Dataset excerpt:
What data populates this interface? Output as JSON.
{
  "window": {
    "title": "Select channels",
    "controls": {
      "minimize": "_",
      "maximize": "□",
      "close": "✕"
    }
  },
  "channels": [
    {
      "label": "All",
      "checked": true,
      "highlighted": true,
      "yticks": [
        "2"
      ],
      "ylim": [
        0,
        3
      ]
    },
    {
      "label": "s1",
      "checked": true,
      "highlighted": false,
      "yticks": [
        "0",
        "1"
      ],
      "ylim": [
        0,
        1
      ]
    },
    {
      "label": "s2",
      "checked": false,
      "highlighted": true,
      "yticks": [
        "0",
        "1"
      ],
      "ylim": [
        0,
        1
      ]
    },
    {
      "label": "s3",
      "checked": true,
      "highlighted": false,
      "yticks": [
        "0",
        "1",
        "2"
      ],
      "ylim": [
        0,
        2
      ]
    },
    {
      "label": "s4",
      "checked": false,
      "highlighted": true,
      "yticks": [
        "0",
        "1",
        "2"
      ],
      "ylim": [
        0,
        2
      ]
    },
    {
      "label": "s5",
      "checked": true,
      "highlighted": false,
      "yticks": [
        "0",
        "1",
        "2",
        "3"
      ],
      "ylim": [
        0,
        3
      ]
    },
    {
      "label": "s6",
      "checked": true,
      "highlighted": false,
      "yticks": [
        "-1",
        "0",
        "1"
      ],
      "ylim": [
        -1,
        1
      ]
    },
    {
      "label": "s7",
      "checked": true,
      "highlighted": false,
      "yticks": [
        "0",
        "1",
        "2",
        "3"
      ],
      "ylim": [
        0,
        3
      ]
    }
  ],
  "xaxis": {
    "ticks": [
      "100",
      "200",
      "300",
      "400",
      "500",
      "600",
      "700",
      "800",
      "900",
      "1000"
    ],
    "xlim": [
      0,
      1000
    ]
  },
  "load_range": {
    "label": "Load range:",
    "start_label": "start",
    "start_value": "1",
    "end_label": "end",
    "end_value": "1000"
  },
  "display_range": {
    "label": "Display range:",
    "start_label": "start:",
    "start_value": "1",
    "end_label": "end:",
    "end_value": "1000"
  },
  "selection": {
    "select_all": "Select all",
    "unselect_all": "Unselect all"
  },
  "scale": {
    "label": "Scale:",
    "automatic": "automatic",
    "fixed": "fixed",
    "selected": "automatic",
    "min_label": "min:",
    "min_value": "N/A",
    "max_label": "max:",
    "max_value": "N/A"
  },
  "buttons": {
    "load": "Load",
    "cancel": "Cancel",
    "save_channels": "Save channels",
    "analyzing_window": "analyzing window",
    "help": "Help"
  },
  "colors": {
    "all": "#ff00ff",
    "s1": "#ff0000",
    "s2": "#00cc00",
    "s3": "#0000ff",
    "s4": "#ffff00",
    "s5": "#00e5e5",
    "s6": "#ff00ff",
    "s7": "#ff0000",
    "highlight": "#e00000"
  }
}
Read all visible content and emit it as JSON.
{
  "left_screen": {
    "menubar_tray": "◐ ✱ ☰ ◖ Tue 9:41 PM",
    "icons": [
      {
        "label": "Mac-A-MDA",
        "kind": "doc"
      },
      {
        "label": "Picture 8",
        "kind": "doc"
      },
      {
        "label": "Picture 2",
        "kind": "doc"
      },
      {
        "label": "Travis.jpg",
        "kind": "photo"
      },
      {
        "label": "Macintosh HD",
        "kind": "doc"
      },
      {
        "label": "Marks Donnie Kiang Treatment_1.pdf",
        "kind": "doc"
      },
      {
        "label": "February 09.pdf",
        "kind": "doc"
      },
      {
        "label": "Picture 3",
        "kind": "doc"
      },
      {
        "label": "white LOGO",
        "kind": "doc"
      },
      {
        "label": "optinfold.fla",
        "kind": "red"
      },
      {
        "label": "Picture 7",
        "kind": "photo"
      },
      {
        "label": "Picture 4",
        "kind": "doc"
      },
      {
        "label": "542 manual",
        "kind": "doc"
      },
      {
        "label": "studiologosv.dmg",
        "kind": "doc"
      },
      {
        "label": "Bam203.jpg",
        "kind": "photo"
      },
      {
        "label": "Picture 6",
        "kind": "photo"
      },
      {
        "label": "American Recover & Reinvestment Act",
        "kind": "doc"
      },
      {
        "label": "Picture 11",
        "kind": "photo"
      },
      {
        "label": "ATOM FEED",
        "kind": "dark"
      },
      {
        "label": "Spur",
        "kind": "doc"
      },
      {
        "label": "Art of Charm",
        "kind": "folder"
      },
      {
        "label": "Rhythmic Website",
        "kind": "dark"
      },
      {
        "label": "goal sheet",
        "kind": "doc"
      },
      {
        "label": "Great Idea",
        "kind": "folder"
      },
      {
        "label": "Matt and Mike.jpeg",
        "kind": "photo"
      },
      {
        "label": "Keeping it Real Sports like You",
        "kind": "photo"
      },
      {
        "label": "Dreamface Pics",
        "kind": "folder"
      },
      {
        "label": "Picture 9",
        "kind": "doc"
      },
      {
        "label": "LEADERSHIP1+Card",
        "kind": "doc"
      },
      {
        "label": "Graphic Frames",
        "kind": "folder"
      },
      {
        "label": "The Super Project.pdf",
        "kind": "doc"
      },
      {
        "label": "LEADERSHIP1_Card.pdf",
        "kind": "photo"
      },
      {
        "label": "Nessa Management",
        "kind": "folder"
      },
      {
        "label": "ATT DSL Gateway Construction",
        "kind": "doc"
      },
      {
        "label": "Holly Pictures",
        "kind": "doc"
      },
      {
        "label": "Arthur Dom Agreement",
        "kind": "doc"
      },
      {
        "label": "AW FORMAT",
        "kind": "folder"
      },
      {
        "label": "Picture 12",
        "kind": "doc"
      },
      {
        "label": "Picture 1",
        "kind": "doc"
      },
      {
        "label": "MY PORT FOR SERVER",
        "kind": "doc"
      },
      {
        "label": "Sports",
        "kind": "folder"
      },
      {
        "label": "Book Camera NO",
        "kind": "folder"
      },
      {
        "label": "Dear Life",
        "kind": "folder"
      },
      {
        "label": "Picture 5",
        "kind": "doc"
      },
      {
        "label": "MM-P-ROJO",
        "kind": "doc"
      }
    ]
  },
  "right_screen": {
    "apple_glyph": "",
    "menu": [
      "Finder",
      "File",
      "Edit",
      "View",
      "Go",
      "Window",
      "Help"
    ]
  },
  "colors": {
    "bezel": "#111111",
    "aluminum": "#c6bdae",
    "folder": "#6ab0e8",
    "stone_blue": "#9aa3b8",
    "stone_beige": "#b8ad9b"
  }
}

Problem to solve
Copy out every line of the listing that includes the string "JSON".

Exercise response
What data populates this interface? Output as JSON.
Read all visible content and emit it as JSON.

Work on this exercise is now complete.